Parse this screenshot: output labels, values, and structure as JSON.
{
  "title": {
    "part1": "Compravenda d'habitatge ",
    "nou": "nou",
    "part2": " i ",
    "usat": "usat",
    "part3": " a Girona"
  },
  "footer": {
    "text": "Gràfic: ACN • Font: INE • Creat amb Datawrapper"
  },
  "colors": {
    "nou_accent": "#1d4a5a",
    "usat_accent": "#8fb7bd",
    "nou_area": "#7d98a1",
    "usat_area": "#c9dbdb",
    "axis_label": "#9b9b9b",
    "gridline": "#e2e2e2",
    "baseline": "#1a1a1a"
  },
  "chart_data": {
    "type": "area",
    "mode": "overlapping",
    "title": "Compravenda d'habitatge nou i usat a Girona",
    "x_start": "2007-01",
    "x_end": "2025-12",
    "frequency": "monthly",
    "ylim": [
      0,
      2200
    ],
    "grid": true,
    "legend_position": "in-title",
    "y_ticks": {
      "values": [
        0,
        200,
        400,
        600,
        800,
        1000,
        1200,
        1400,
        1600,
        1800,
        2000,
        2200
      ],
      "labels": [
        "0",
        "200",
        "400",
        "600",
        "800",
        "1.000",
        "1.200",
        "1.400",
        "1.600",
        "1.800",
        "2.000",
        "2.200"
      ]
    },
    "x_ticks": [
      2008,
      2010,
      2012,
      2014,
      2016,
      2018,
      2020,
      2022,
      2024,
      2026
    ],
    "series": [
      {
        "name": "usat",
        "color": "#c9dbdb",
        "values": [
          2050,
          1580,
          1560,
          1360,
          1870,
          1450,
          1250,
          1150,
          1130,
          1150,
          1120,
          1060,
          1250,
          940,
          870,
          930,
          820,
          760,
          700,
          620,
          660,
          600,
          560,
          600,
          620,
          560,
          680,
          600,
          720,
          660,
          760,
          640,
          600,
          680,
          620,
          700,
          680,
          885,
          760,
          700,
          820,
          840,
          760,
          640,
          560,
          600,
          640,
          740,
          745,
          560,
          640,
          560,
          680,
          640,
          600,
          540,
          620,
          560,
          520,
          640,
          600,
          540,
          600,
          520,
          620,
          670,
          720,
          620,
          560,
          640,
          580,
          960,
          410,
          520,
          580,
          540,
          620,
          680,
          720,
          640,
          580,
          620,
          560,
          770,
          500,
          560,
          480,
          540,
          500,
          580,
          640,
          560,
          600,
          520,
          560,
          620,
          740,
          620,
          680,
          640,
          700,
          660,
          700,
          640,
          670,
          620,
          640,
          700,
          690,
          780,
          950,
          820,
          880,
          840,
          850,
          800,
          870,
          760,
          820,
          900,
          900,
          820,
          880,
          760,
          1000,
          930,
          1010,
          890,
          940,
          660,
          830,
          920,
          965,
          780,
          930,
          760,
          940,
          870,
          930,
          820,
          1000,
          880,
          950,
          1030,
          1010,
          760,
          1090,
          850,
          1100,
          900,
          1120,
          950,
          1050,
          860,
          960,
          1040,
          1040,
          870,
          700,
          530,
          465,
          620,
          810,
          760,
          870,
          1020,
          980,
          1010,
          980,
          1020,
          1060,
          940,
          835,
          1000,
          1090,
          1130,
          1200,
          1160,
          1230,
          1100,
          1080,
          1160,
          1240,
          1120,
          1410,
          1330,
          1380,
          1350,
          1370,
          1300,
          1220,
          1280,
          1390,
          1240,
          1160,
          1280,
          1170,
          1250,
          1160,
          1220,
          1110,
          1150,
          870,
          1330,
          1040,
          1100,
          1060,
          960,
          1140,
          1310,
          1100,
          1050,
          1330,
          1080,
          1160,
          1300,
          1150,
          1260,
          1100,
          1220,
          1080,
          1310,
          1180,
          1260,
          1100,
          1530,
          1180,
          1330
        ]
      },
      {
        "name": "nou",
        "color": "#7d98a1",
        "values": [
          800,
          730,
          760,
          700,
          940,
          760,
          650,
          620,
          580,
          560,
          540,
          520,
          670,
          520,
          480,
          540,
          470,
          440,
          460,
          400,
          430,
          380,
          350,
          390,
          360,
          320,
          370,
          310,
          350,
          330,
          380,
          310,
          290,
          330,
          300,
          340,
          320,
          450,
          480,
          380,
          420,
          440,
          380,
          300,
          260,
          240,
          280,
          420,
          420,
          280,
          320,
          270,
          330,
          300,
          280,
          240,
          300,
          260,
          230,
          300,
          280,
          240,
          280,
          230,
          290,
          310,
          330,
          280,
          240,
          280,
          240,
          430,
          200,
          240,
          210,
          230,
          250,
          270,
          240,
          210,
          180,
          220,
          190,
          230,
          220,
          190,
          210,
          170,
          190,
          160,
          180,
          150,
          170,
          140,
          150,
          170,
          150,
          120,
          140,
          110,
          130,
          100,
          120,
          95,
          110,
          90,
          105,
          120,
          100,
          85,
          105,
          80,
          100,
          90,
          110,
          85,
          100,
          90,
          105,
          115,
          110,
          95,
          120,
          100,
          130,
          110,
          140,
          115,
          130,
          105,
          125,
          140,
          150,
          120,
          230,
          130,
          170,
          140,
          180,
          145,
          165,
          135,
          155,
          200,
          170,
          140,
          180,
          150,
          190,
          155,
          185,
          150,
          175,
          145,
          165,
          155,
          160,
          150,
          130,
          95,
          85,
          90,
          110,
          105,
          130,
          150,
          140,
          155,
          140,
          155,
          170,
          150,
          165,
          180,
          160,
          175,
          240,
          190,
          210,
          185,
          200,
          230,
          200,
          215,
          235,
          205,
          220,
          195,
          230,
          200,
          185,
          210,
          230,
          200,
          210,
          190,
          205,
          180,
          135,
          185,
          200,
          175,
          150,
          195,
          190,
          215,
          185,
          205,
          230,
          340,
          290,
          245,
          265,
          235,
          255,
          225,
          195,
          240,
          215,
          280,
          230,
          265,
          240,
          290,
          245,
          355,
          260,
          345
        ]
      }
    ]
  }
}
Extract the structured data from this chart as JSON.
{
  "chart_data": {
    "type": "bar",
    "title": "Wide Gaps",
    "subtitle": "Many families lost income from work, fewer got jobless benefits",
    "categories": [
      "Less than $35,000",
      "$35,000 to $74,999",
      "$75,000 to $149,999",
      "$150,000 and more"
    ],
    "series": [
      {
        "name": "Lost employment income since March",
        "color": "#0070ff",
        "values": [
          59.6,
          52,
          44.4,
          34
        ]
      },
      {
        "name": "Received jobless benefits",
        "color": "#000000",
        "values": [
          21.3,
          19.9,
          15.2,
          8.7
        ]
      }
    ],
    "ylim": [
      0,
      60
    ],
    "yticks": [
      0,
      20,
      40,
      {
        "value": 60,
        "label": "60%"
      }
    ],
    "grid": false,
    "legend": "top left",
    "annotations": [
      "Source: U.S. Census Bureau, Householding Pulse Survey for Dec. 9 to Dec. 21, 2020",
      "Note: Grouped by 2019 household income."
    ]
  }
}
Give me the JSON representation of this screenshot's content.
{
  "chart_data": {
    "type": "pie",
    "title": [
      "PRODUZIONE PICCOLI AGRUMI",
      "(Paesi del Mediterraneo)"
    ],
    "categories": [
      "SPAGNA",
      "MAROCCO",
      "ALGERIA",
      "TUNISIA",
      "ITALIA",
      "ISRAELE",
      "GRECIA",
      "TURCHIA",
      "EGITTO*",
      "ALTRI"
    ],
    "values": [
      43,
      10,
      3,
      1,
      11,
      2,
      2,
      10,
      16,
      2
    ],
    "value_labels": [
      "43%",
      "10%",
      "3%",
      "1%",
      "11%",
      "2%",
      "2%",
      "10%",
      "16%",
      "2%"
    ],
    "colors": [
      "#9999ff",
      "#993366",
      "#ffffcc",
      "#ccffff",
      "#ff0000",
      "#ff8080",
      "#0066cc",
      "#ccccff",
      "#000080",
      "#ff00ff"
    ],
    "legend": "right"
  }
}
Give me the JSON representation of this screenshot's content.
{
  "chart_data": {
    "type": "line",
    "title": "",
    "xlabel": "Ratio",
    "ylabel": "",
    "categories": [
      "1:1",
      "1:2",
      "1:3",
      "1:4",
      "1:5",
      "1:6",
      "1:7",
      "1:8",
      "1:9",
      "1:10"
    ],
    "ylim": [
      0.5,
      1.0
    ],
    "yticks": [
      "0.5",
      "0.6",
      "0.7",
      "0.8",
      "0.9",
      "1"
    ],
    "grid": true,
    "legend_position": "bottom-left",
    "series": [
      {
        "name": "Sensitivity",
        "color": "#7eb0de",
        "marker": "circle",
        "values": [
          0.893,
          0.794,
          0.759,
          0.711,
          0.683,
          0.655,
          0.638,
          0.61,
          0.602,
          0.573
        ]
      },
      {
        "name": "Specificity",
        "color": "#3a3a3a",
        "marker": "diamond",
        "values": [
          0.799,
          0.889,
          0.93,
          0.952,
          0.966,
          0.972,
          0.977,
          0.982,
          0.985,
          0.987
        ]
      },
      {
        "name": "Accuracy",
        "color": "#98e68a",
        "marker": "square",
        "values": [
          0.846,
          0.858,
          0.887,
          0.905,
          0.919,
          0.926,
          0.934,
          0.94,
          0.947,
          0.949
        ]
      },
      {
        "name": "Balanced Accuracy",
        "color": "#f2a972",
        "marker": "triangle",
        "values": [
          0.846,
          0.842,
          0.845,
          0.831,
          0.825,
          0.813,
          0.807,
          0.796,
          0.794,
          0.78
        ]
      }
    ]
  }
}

▸ **What is being asked**: Tally the lines holding the string "this" and give only the count.

▸ **Expected answer**: 4